### RECORDS FOR THIS EXERCISE
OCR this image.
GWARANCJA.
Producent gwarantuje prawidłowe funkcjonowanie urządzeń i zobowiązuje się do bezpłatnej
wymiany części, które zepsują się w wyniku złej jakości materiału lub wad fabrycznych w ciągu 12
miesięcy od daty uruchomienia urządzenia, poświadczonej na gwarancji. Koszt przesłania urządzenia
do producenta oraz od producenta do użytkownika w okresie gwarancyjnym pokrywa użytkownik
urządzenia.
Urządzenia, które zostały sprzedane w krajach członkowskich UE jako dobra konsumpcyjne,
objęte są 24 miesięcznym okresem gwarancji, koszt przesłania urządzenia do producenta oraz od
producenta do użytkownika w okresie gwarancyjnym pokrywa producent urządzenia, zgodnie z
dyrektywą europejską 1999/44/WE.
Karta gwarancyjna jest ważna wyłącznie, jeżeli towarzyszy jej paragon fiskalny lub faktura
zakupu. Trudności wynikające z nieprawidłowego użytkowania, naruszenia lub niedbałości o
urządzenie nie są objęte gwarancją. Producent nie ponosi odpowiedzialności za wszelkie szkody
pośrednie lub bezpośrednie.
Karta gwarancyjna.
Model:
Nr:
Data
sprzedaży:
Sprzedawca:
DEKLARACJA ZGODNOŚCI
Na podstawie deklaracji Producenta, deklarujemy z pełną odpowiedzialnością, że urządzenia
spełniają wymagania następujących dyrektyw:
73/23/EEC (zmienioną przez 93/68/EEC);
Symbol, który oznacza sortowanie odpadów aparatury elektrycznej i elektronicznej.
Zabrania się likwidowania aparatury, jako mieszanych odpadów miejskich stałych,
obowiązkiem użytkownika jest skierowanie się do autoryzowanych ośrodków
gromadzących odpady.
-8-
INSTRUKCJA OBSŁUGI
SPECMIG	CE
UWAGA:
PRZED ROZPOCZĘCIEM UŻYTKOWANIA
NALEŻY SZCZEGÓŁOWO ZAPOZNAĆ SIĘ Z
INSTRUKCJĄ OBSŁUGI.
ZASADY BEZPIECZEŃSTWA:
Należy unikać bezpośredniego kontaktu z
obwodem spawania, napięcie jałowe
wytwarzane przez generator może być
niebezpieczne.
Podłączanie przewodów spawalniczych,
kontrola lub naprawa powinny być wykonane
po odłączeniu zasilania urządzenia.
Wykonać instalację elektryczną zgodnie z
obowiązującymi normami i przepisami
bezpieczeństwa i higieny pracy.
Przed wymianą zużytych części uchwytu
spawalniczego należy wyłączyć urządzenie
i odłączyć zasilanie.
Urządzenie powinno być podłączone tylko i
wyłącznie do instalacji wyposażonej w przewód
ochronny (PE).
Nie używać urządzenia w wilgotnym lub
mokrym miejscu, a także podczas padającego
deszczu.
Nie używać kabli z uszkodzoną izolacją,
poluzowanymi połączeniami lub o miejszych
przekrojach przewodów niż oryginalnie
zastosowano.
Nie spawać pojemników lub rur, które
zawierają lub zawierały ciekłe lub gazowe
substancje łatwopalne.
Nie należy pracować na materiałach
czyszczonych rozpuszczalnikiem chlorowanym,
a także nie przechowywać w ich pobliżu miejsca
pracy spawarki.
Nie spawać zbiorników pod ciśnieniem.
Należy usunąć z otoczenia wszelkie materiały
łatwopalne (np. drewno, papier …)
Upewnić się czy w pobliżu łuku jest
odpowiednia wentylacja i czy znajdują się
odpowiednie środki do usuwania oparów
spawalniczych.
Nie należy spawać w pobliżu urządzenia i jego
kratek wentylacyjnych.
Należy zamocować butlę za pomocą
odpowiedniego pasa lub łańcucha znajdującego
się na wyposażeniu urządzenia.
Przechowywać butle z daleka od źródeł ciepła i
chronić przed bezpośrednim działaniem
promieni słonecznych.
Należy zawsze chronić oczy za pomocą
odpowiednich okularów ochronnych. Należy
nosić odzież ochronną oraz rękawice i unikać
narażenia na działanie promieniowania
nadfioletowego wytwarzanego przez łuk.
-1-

### WHAT IS ASKED
Give the number of lines that carry the word "objęte", with nothing added.

### COMPLETED TASK
2